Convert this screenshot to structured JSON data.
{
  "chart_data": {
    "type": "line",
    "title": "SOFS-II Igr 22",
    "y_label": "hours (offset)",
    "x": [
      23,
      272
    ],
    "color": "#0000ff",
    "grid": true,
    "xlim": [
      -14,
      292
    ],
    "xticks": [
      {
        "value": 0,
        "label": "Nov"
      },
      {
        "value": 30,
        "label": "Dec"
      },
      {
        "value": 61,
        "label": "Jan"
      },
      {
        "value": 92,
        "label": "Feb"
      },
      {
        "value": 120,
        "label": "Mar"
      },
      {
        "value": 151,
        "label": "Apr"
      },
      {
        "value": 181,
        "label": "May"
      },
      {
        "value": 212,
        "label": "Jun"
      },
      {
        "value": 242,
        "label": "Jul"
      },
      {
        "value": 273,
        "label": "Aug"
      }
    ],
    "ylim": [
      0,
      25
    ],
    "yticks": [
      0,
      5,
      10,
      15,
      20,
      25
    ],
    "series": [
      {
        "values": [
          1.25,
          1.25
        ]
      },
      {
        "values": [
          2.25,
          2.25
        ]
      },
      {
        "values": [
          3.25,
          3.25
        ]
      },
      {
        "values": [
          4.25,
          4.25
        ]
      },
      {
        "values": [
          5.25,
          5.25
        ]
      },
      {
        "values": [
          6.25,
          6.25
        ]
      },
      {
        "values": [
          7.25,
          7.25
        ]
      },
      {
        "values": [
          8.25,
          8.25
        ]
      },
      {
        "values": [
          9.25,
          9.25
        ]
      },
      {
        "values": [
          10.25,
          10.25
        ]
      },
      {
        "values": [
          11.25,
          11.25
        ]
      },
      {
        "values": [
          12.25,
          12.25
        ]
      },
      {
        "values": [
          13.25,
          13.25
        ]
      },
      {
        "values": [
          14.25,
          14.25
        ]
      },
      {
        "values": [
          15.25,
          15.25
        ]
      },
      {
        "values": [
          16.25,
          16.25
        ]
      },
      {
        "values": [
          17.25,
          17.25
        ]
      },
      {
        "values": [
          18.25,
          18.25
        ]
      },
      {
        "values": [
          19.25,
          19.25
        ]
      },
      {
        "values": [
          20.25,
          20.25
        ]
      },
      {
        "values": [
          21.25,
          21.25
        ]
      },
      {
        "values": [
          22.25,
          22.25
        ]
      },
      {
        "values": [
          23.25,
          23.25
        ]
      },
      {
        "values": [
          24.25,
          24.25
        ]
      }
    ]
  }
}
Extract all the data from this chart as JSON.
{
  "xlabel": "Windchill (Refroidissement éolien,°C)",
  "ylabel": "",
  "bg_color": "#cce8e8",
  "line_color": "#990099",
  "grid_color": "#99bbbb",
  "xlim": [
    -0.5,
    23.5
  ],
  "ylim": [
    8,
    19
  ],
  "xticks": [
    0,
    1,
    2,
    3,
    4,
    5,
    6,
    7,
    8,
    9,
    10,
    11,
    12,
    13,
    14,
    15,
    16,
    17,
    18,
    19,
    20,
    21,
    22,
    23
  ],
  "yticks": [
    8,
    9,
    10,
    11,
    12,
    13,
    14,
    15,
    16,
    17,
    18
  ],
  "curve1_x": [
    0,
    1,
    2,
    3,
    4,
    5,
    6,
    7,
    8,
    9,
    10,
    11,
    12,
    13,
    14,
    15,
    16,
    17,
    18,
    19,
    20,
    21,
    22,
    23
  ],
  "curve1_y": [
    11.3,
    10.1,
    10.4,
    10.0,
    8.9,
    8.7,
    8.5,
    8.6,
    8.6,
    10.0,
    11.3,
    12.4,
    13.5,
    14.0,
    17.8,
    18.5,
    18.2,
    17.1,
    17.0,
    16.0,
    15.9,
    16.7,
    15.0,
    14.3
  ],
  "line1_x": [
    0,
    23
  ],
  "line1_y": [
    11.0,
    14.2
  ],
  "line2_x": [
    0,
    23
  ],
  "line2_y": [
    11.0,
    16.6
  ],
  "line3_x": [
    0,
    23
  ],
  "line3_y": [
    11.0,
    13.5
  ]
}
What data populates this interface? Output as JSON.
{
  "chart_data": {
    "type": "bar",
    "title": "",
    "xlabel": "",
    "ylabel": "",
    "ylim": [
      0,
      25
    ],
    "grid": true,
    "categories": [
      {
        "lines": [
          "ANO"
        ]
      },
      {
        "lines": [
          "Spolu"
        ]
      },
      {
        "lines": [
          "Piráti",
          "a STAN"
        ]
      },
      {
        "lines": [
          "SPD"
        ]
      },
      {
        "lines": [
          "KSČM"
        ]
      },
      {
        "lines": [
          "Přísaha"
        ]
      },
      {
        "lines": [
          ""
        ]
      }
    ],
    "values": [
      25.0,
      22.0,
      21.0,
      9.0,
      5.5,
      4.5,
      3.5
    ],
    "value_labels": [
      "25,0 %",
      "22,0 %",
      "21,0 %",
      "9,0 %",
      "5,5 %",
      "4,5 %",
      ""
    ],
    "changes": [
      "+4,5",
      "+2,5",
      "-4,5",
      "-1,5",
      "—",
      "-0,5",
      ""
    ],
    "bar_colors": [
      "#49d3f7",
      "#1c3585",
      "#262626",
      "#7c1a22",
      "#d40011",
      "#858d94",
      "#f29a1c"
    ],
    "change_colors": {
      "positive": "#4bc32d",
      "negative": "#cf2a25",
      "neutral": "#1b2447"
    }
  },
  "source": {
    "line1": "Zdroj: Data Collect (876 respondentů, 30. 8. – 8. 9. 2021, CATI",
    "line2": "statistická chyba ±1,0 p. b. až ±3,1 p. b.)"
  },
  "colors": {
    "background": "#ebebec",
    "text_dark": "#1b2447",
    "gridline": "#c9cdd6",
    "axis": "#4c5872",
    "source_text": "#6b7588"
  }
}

——————————

- **OBJECTIVE**: Generate an exact reproduction of all entries.

- **SOLUTION TO THIS PROBLEM**:
Convert this screenshot to structured JSON data.
{
  "chart_data": {
    "type": "line",
    "title": "SOFS-II Igr 22",
    "y_label": "hours (offset)",
    "x": [
      23,
      272
    ],
    "color": "#0000ff",
    "grid": true,
    "xlim": [
      -14,
      292
    ],
    "xticks": [
      {
        "value": 0,
        "label": "Nov"
      },
      {
        "value": 30,
        "label": "Dec"
      },
      {
        "value": 61,
        "label": "Jan"
      },
      {
        "value": 92,
        "label": "Feb"
      },
      {
        "value": 120,
        "label": "Mar"
      },
      {
        "value": 151,
        "label": "Apr"
      },
      {
        "value": 181,
        "label": "May"
      },
      {
        "value": 212,
        "label": "Jun"
      },
      {
        "value": 242,
        "label": "Jul"
      },
      {
        "value": 273,
        "label": "Aug"
      }
    ],
    "ylim": [
      0,
      25
    ],
    "yticks": [
      0,
      5,
      10,
      15,
      20,
      25
    ],
    "series": [
      {
        "values": [
          1.25,
          1.25
        ]
      },
      {
        "values": [
          2.25,
          2.25
        ]
      },
      {
        "values": [
          3.25,
          3.25
        ]
      },
      {
        "values": [
          4.25,
          4.25
        ]
      },
      {
        "values": [
          5.25,
          5.25
        ]
      },
      {
        "values": [
          6.25,
          6.25
        ]
      },
      {
        "values": [
          7.25,
          7.25
        ]
      },
      {
        "values": [
          8.25,
          8.25
        ]
      },
      {
        "values": [
          9.25,
          9.25
        ]
      },
      {
        "values": [
          10.25,
          10.25
        ]
      },
      {
        "values": [
          11.25,
          11.25
        ]
      },
      {
        "values": [
          12.25,
          12.25
        ]
      },
      {
        "values": [
          13.25,
          13.25
        ]
      },
      {
        "values": [
          14.25,
          14.25
        ]
      },
      {
        "values": [
          15.25,
          15.25
        ]
      },
      {
        "values": [
          16.25,
          16.25
        ]
      },
      {
        "values": [
          17.25,
          17.25
        ]
      },
      {
        "values": [
          18.25,
          18.25
        ]
      },
      {
        "values": [
          19.25,
          19.25
        ]
      },
      {
        "values": [
          20.25,
          20.25
        ]
      },
      {
        "values": [
          21.25,
          21.25
        ]
      },
      {
        "values": [
          22.25,
          22.25
        ]
      },
      {
        "values": [
          23.25,
          23.25
        ]
      },
      {
        "values": [
          24.25,
          24.25
        ]
      }
    ]
  }
}
Extract all the data from this chart as JSON.
{
  "xlabel": "Windchill (Refroidissement éolien,°C)",
  "ylabel": "",
  "bg_color": "#cce8e8",
  "line_color": "#990099",
  "grid_color": "#99bbbb",
  "xlim": [
    -0.5,
    23.5
  ],
  "ylim": [
    8,
    19
  ],
  "xticks": [
    0,
    1,
    2,
    3,
    4,
    5,
    6,
    7,
    8,
    9,
    10,
    11,
    12,
    13,
    14,
    15,
    16,
    17,
    18,
    19,
    20,
    21,
    22,
    23
  ],
  "yticks": [
    8,
    9,
    10,
    11,
    12,
    13,
    14,
    15,
    16,
    17,
    18
  ],
  "curve1_x": [
    0,
    1,
    2,
    3,
    4,
    5,
    6,
    7,
    8,
    9,
    10,
    11,
    12,
    13,
    14,
    15,
    16,
    17,
    18,
    19,
    20,
    21,
    22,
    23
  ],
  "curve1_y": [
    11.3,
    10.1,
    10.4,
    10.0,
    8.9,
    8.7,
    8.5,
    8.6,
    8.6,
    10.0,
    11.3,
    12.4,
    13.5,
    14.0,
    17.8,
    18.5,
    18.2,
    17.1,
    17.0,
    16.0,
    15.9,
    16.7,
    15.0,
    14.3
  ],
  "line1_x": [
    0,
    23
  ],
  "line1_y": [
    11.0,
    14.2
  ],
  "line2_x": [
    0,
    23
  ],
  "line2_y": [
    11.0,
    16.6
  ],
  "line3_x": [
    0,
    23
  ],
  "line3_y": [
    11.0,
    13.5
  ]
}
What data populates this interface? Output as JSON.
{
  "chart_data": {
    "type": "bar",
    "title": "",
    "xlabel": "",
    "ylabel": "",
    "ylim": [
      0,
      25
    ],
    "grid": true,
    "categories": [
      {
        "lines": [
          "ANO"
        ]
      },
      {
        "lines": [
          "Spolu"
        ]
      },
      {
        "lines": [
          "Piráti",
          "a STAN"
        ]
      },
      {
        "lines": [
          "SPD"
        ]
      },
      {
        "lines": [
          "KSČM"
        ]
      },
      {
        "lines": [
          "Přísaha"
        ]
      },
      {
        "lines": [
          ""
        ]
      }
    ],
    "values": [
      25.0,
      22.0,
      21.0,
      9.0,
      5.5,
      4.5,
      3.5
    ],
    "value_labels": [
      "25,0 %",
      "22,0 %",
      "21,0 %",
      "9,0 %",
      "5,5 %",
      "4,5 %",
      ""
    ],
    "changes": [
      "+4,5",
      "+2,5",
      "-4,5",
      "-1,5",
      "—",
      "-0,5",
      ""
    ],
    "bar_colors": [
      "#49d3f7",
      "#1c3585",
      "#262626",
      "#7c1a22",
      "#d40011",
      "#858d94",
      "#f29a1c"
    ],
    "change_colors": {
      "positive": "#4bc32d",
      "negative": "#cf2a25",
      "neutral": "#1b2447"
    }
  },
  "source": {
    "line1": "Zdroj: Data Collect (876 respondentů, 30. 8. – 8. 9. 2021, CATI",
    "line2": "statistická chyba ±1,0 p. b. až ±3,1 p. b.)"
  },
  "colors": {
    "background": "#ebebec",
    "text_dark": "#1b2447",
    "gridline": "#c9cdd6",
    "axis": "#4c5872",
    "source_text": "#6b7588"
  }
}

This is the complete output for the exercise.